Exercise prompt. Gather the lines that hold the string "المبدأ".

The records.
********************

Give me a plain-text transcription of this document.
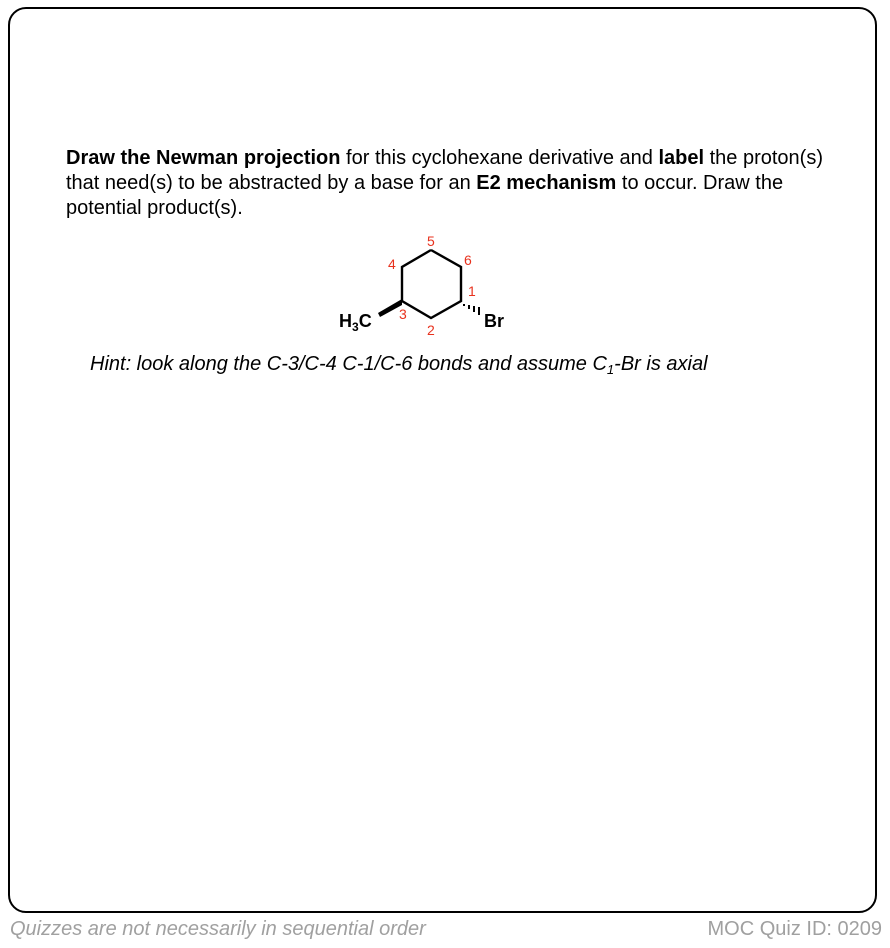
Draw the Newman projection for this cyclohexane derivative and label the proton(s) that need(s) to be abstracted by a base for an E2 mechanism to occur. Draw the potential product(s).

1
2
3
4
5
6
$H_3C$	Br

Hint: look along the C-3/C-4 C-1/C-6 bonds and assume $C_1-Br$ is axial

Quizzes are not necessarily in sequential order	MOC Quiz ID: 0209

********************

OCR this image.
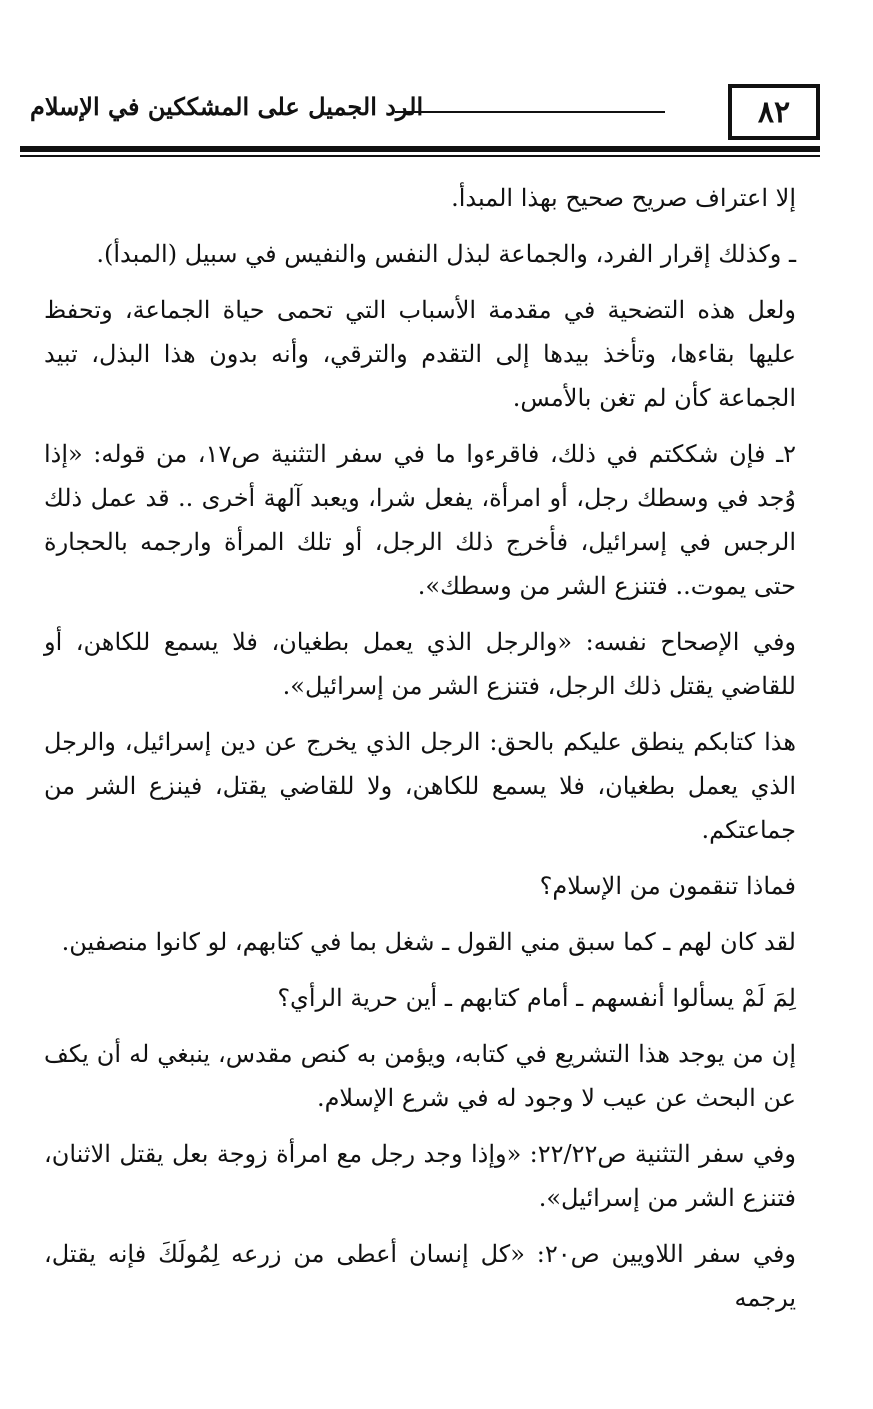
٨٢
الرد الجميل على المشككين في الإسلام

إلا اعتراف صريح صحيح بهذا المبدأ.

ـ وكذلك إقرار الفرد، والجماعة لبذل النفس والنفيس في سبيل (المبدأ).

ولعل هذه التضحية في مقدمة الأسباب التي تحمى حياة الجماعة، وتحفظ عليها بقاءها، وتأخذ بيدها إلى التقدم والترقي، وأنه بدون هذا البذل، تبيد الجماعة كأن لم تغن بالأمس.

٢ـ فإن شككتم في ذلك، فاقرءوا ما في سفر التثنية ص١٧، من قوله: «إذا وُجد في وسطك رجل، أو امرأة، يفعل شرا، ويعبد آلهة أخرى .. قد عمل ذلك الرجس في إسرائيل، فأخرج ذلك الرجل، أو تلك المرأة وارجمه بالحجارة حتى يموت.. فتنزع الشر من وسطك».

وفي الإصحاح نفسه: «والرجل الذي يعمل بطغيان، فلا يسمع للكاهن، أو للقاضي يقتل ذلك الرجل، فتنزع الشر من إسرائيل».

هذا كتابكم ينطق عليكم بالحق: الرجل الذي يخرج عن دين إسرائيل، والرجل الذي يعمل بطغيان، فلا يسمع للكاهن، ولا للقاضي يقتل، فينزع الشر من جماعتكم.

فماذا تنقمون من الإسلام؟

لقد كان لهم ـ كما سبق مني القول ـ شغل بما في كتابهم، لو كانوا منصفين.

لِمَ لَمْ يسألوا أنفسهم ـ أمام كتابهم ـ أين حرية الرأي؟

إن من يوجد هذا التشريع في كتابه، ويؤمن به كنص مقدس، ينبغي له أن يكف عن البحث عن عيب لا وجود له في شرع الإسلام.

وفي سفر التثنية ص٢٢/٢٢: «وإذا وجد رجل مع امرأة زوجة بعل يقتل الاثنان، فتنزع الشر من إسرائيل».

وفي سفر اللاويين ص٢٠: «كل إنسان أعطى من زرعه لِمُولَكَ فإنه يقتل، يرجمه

********************

Solution.
إلا اعتراف صريح صحيح بهذا المبدأ.
ـ وكذلك إقرار الفرد، والجماعة لبذل النفس والنفيس في سبيل (المبدأ).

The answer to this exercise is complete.